(Required work)
From the entries below, count every line that contains the word "JSON". Please give the number and nothing else.

Dataset entries on figures
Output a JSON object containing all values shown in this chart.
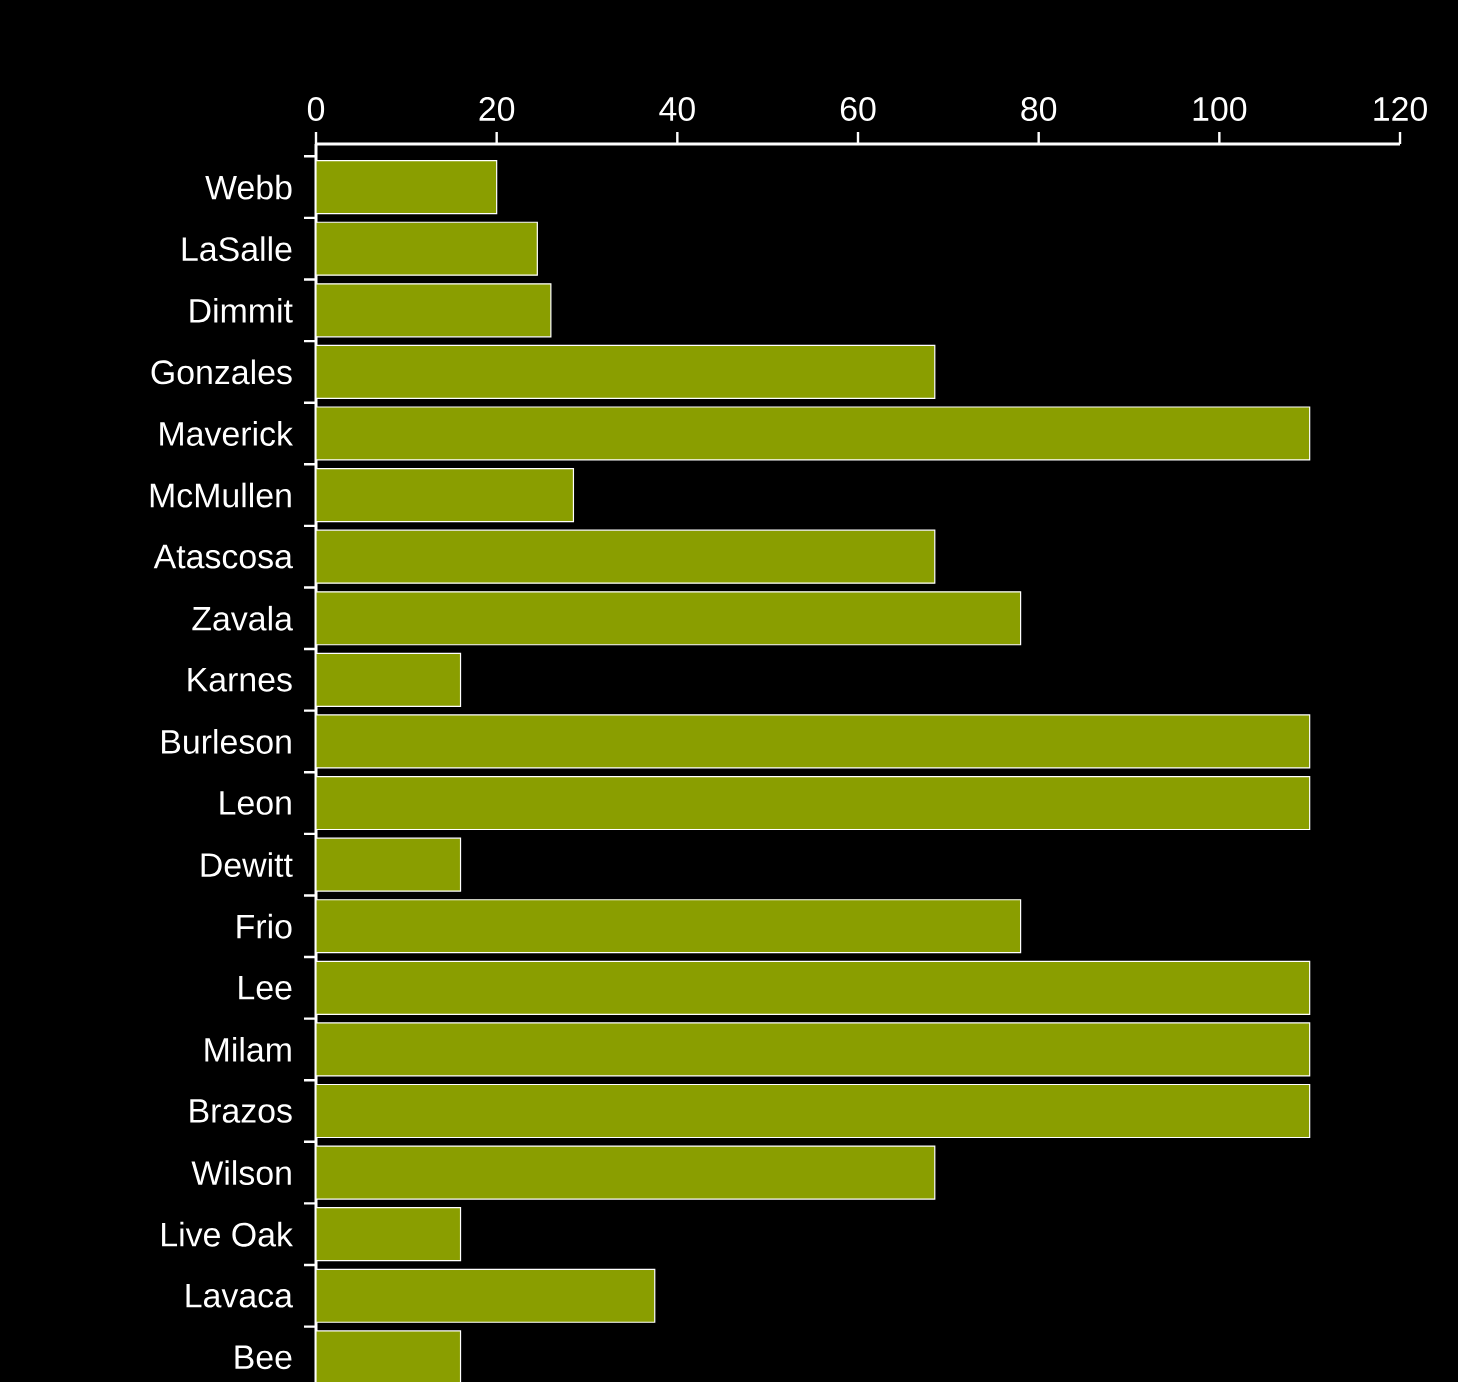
{
  "chart_data": {
    "type": "bar",
    "orientation": "horizontal",
    "color": "#8a9e00",
    "categories": [
      "Webb",
      "LaSalle",
      "Dimmit",
      "Gonzales",
      "Maverick",
      "McMullen",
      "Atascosa",
      "Zavala",
      "Karnes",
      "Burleson",
      "Leon",
      "Dewitt",
      "Frio",
      "Lee",
      "Milam",
      "Brazos",
      "Wilson",
      "Live Oak",
      "Lavaca",
      "Bee"
    ],
    "values": [
      20,
      24.5,
      26,
      68.5,
      110,
      28.5,
      68.5,
      78,
      16,
      110,
      110,
      16,
      78,
      110,
      110,
      110,
      68.5,
      16,
      37.5,
      16
    ],
    "xlim": [
      0,
      120
    ],
    "xticks": [
      0,
      20,
      40,
      60,
      80,
      100,
      120
    ]
  }
}
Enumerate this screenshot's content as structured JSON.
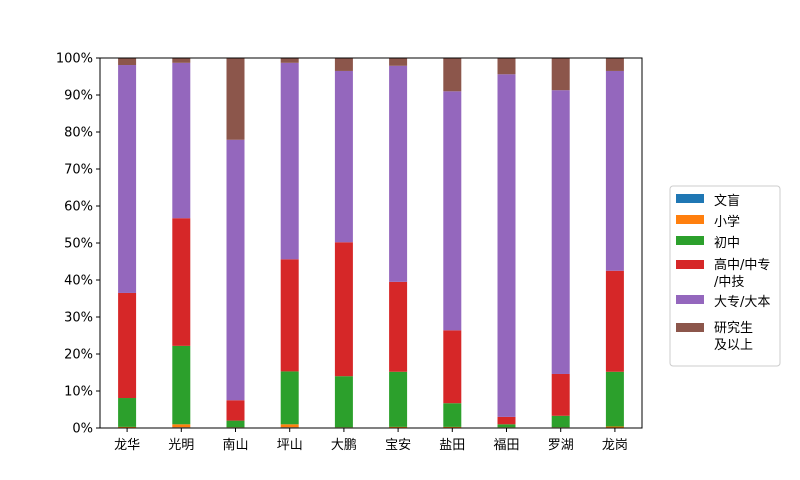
{
  "chart_data": {
    "type": "bar",
    "stacked": true,
    "categories": [
      "龙华",
      "光明",
      "南山",
      "坪山",
      "大鹏",
      "宝安",
      "盐田",
      "福田",
      "罗湖",
      "龙岗"
    ],
    "ylim": [
      0,
      100
    ],
    "yticks": [
      "0%",
      "10%",
      "20%",
      "30%",
      "40%",
      "50%",
      "60%",
      "70%",
      "80%",
      "90%",
      "100%"
    ],
    "ytick_values": [
      0,
      10,
      20,
      30,
      40,
      50,
      60,
      70,
      80,
      90,
      100
    ],
    "grid": false,
    "legend_position": "right",
    "series": [
      {
        "name": "文盲",
        "color": "#1f77b4",
        "values": [
          0.1,
          0.2,
          0.1,
          0.2,
          0.1,
          0.1,
          0.1,
          0.1,
          0.1,
          0.1
        ]
      },
      {
        "name": "小学",
        "color": "#ff7f0e",
        "values": [
          0.2,
          0.8,
          0.1,
          0.8,
          0.1,
          0.2,
          0.2,
          0.1,
          0.1,
          0.3
        ]
      },
      {
        "name": "初中",
        "color": "#2ca02c",
        "values": [
          7.8,
          21.2,
          1.8,
          14.3,
          13.8,
          14.9,
          6.4,
          0.8,
          3.1,
          14.8
        ]
      },
      {
        "name": "高中/中专/中技",
        "color": "#d62728",
        "values": [
          28.4,
          34.5,
          5.5,
          30.3,
          36.2,
          24.3,
          19.7,
          2.0,
          11.3,
          27.3
        ]
      },
      {
        "name": "大专/大本",
        "color": "#9467bd",
        "values": [
          61.6,
          42.0,
          70.4,
          53.1,
          46.3,
          58.4,
          64.6,
          92.6,
          76.7,
          54.0
        ]
      },
      {
        "name": "研究生及以上",
        "color": "#8c564b",
        "values": [
          1.9,
          1.3,
          22.1,
          1.3,
          3.5,
          2.1,
          9.0,
          4.4,
          8.7,
          3.5
        ]
      }
    ],
    "legend_lines": [
      [
        "文盲"
      ],
      [
        "小学"
      ],
      [
        "初中"
      ],
      [
        "高中/中专",
        "/中技"
      ],
      [
        "大专/大本"
      ],
      [
        "研究生",
        "及以上"
      ]
    ]
  }
}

(Written response)
2